__EXERCISE DETAILS__. Find each line with the string "在某段时间内" and report it.

Dataset items
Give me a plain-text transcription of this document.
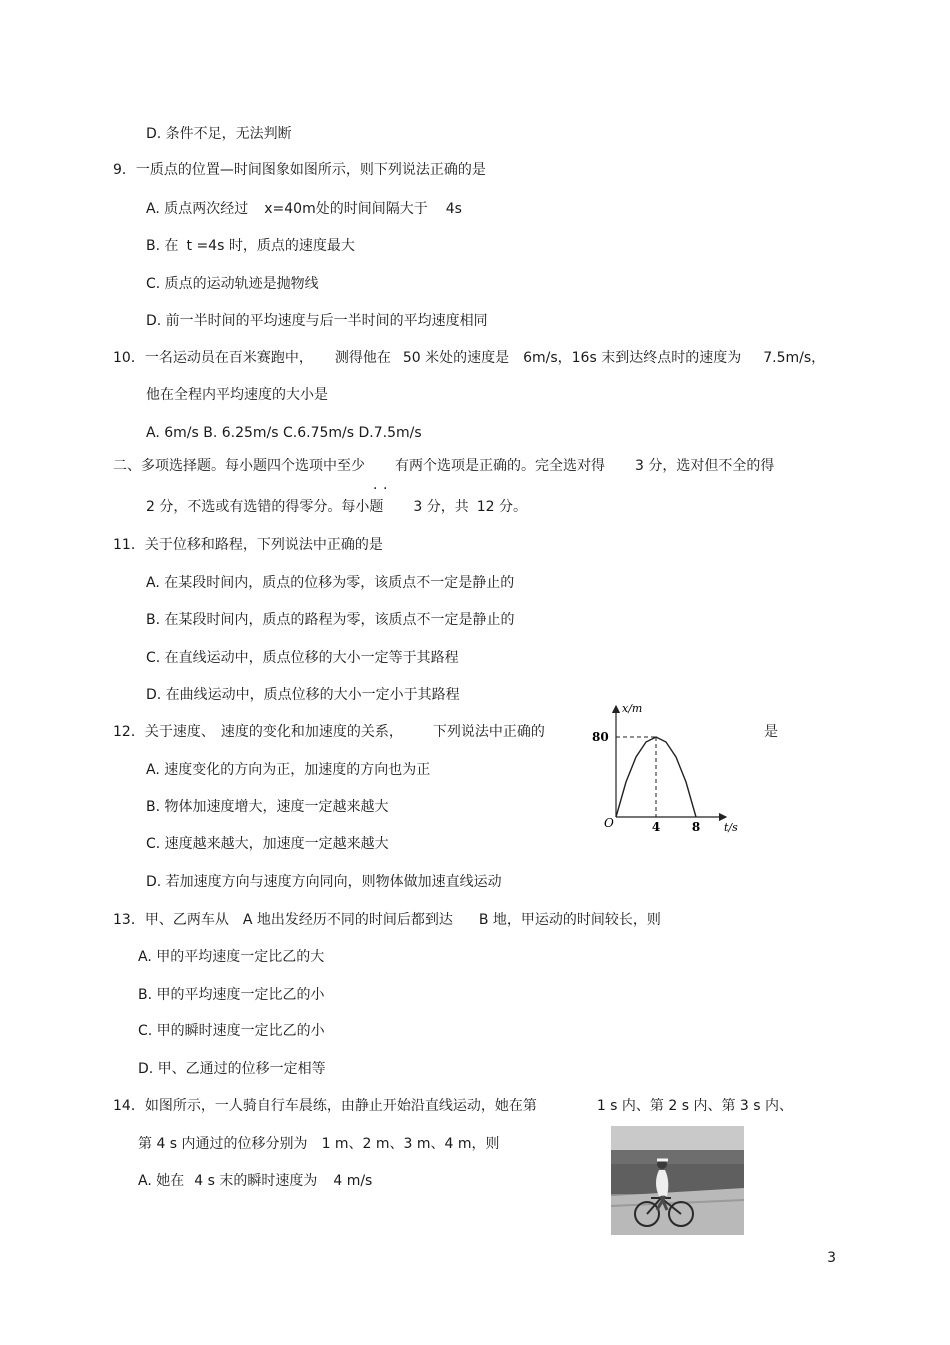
D. 条件不足，无法判断
9．一质点的位置—时间图象如图所示，则下列说法正确的是
A. 质点两次经过 x=40m处的时间间隔大于 4s
B. 在 t =4s 时，质点的速度最大
C. 质点的运动轨迹是抛物线
D. 前一半时间的平均速度与后一半时间的平均速度相同
10．一名运动员在百米赛跑中， 测得他在 50 米处的速度是 6m/s，16s 末到达终点时的速度为 7.5m/s，
他在全程内平均速度的大小是
A. 6m/s B. 6.25m/s C.6.75m/s D.7.5m/s
二、多项选择题。每小题四个选项中至少 有两个选项是正确的。完全选对得 3 分，选对但不全的得
2 分，不选或有选错的得零分。每小题 3 分，共 12 分。
11．关于位移和路程，下列说法中正确的是
A. 在某段时间内，质点的位移为零，该质点不一定是静止的
B. 在某段时间内，质点的路程为零，该质点不一定是静止的
C. 在直线运动中，质点位移的大小一定等于其路程
D. 在曲线运动中，质点位移的大小一定小于其路程
12．关于速度、 速度的变化和加速度的关系， 下列说法中正确的	是
A. 速度变化的方向为正，加速度的方向也为正
B. 物体加速度增大，速度一定越来越大
C. 速度越来越大，加速度一定越来越大
D. 若加速度方向与速度方向同向，则物体做加速直线运动
x/m
t/s
O
80
4	8
13．甲、乙两车从 A 地出发经历不同的时间后都到达 B 地，甲运动的时间较长，则
A. 甲的平均速度一定比乙的大
B. 甲的平均速度一定比乙的小
C. 甲的瞬时速度一定比乙的小
D. 甲、乙通过的位移一定相等
14．如图所示，一人骑自行车晨练，由静止开始沿直线运动，她在第	1 s 内、第 2 s 内、第 3 s 内、
第 4 s 内通过的位移分别为 1 m、2 m、3 m、4 m，则
A. 她在 4 s 末的瞬时速度为 4 m/s
3
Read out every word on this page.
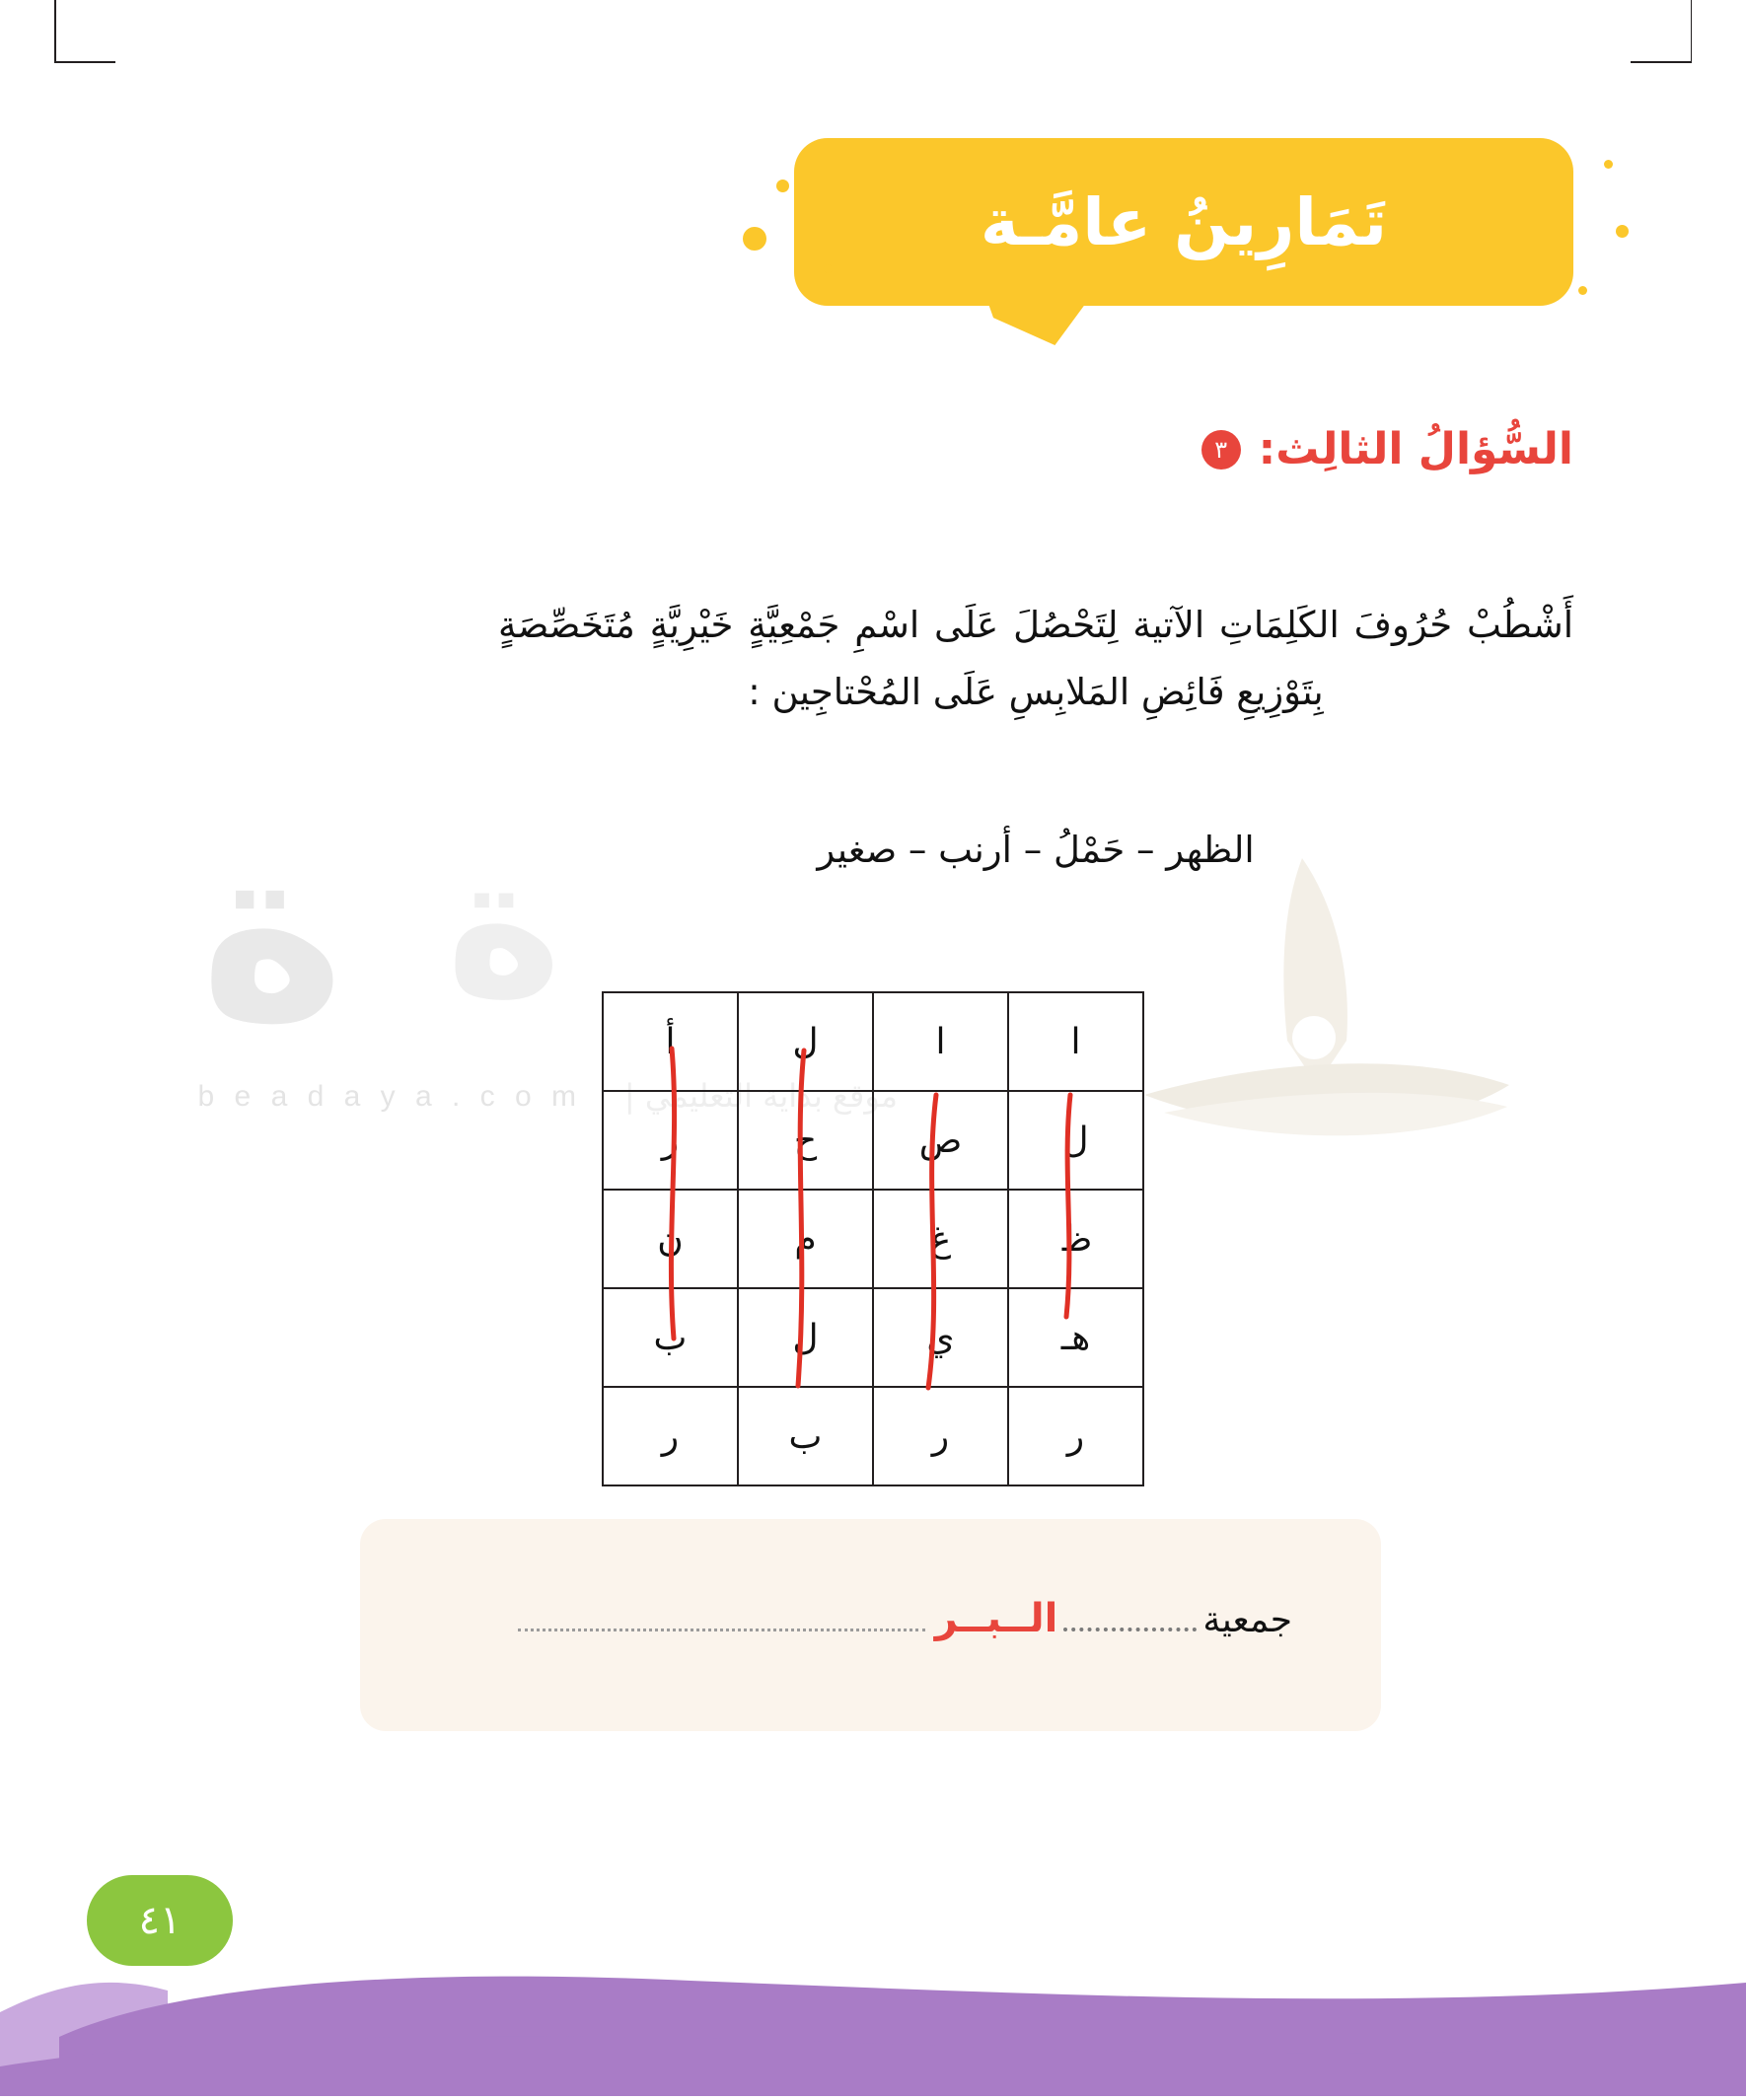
ة ة
b e a d a y a . c o m موقع بداية التعليمي |
تَمَارِينُ عامَّـة
السُّؤالُ الثالِث:
٣
أَشْطُبْ حُرُوفَ الكَلِمَاتِ الآتية لِتَحْصُلَ عَلَى اسْمِ جَمْعِيَّةٍ خَيْرِيَّةٍ مُتَخَصِّصَةٍ بِتَوْزِيعِ فَائِضِ المَلابِسِ عَلَى المُحْتاجِين :
الظهر – حَمْلُ – أرنب – صغير
ا	ا	ل	أ
ل	ص	ح	ر
ظ	غ	م	ن
هـ	ي	ل	ب
ر	ر	ب	ر
جمعية
الــبــر
٤١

__SOLUTION TO THIS PROBLEM__.
A. 在某段时间内，质点的位移为零，该质点不一定是静止的
B. 在某段时间内，质点的路程为零，该质点不一定是静止的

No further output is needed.